═════ Record set ═════
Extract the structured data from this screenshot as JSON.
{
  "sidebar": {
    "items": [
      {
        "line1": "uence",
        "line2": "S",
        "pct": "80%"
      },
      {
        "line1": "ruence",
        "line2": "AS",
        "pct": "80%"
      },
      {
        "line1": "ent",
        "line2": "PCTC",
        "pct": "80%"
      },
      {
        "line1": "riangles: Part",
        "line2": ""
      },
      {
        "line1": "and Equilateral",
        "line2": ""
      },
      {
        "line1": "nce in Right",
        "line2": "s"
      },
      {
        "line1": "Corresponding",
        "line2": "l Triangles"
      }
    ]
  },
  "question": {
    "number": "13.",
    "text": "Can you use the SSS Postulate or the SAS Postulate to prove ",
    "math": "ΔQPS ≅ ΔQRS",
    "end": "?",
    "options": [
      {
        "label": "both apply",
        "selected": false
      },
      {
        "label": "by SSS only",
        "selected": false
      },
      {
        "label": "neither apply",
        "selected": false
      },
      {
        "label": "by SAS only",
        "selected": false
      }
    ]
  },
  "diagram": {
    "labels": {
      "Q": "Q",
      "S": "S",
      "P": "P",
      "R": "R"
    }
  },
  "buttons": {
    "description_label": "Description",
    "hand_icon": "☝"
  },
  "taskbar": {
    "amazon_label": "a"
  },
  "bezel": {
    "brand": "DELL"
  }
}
═════
═════ Record set ═════
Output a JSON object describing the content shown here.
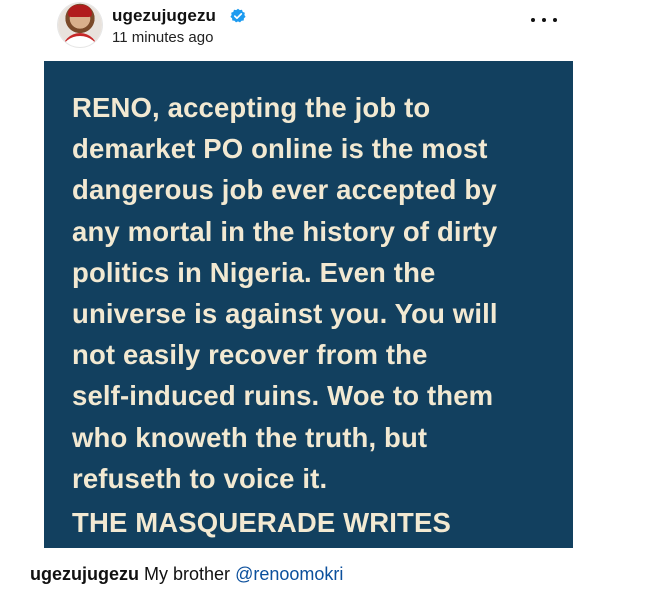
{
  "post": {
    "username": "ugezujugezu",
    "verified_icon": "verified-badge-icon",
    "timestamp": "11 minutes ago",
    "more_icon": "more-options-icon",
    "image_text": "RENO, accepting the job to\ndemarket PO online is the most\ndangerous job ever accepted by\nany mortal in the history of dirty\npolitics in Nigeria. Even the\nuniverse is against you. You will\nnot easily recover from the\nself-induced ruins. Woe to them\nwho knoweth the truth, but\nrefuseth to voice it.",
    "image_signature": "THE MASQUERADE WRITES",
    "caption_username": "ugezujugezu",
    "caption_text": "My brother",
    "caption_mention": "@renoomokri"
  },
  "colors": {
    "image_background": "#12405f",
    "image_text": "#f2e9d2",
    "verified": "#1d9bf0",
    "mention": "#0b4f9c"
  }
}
═════
═════ Record set ═════
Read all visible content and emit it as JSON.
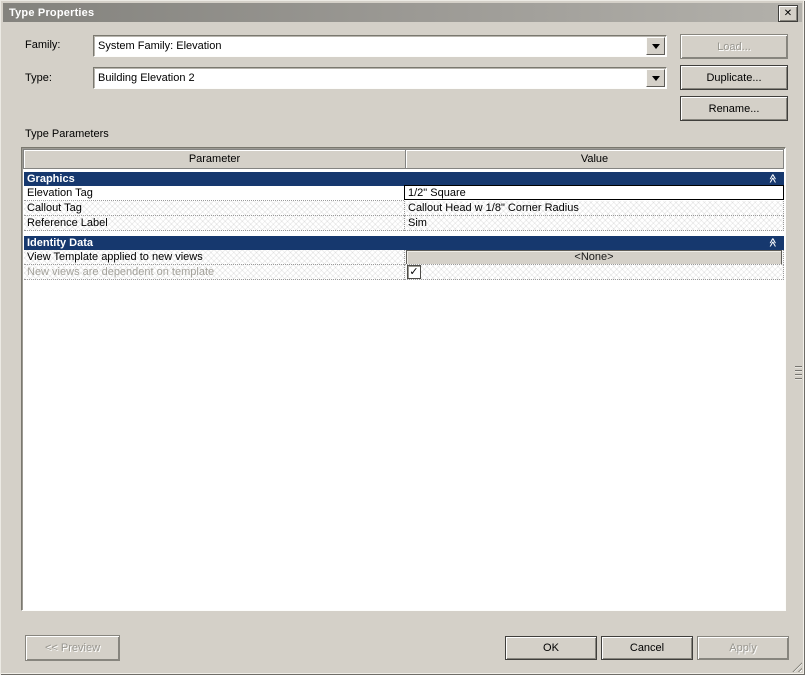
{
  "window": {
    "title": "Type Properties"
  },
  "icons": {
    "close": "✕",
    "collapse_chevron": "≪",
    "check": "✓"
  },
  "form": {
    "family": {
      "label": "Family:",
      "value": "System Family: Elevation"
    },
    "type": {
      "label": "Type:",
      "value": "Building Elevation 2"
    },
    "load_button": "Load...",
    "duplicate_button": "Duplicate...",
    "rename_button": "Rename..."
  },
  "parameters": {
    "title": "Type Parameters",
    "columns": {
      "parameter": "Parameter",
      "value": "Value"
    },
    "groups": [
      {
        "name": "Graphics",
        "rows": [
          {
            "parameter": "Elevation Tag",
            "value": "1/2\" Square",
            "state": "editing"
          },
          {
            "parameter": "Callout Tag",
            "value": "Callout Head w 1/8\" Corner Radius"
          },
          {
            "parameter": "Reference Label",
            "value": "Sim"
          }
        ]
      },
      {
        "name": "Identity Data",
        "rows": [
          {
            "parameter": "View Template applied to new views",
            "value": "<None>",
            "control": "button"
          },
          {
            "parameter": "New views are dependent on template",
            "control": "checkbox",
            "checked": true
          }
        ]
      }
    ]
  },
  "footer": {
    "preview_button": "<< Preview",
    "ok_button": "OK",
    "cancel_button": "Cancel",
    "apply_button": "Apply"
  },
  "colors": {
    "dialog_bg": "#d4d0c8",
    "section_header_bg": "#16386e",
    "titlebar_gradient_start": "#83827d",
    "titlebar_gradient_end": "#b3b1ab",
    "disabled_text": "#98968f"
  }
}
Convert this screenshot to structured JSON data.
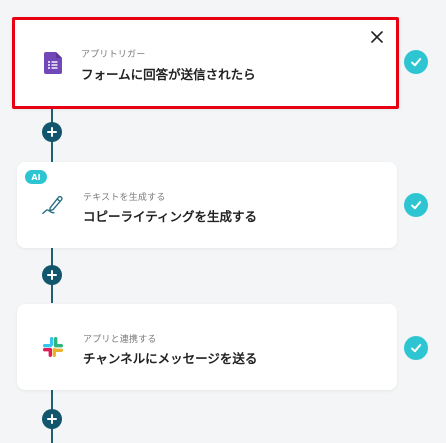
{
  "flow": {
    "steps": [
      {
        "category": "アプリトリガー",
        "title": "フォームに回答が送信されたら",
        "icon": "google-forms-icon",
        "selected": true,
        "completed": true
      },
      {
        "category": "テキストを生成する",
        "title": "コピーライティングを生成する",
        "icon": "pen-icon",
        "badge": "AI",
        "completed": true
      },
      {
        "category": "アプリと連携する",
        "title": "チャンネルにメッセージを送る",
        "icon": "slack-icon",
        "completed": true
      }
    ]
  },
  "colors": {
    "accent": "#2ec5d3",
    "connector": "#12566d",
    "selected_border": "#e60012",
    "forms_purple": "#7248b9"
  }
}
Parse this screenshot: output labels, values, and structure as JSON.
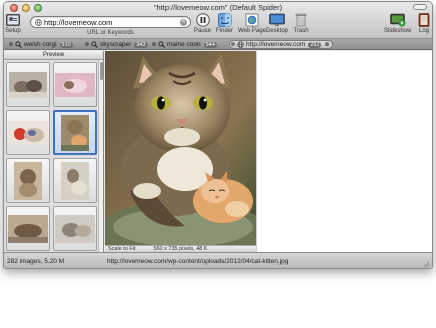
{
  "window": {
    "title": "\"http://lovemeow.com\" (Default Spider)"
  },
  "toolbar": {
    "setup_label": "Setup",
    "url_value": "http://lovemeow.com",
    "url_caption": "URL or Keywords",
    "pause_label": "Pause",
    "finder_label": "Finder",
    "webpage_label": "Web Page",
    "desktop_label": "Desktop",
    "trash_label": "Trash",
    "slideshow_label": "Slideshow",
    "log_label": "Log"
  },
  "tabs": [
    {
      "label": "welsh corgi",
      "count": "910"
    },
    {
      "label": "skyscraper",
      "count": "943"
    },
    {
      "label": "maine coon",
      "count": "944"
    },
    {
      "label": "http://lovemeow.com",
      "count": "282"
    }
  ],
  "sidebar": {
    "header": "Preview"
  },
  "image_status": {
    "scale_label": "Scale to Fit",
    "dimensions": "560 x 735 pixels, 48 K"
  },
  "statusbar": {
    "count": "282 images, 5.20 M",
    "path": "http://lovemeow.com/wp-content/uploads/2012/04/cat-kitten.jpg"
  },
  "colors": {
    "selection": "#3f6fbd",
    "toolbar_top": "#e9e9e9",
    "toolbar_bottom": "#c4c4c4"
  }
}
═════
## Work to do
Select, from the listing, all lines that include the word "options".

## Solution to this task
    "options": [
    "more_icon": "more-options-icon",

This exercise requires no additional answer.